**Requirement:** Go through the lines below and copy each one that holds the string "Nguyên".

Entries from a dataset
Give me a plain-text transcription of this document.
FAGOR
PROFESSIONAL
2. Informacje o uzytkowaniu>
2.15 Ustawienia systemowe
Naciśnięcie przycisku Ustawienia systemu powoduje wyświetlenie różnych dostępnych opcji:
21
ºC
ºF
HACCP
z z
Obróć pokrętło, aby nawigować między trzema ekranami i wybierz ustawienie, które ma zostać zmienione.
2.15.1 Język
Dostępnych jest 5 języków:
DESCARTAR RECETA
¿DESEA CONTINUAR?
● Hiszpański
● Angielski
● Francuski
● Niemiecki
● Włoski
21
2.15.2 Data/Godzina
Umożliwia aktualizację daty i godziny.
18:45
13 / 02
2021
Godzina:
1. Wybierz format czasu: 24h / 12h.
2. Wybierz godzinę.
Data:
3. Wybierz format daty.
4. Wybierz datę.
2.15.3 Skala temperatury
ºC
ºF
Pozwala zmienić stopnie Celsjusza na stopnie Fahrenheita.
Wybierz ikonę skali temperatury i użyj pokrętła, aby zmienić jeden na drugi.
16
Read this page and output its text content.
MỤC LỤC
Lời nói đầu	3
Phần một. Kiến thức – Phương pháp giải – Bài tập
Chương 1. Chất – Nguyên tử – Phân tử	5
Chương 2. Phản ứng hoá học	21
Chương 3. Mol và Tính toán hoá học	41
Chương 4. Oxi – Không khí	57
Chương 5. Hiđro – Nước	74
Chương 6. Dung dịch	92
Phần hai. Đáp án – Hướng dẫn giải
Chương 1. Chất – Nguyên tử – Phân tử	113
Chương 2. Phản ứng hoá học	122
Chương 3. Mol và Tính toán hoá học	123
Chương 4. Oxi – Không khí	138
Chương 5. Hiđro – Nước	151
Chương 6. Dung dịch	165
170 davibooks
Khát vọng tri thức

**Task output:**
Chương 1. Chất – Nguyên tử – Phân tử	5
Chương 1. Chất – Nguyên tử – Phân tử	113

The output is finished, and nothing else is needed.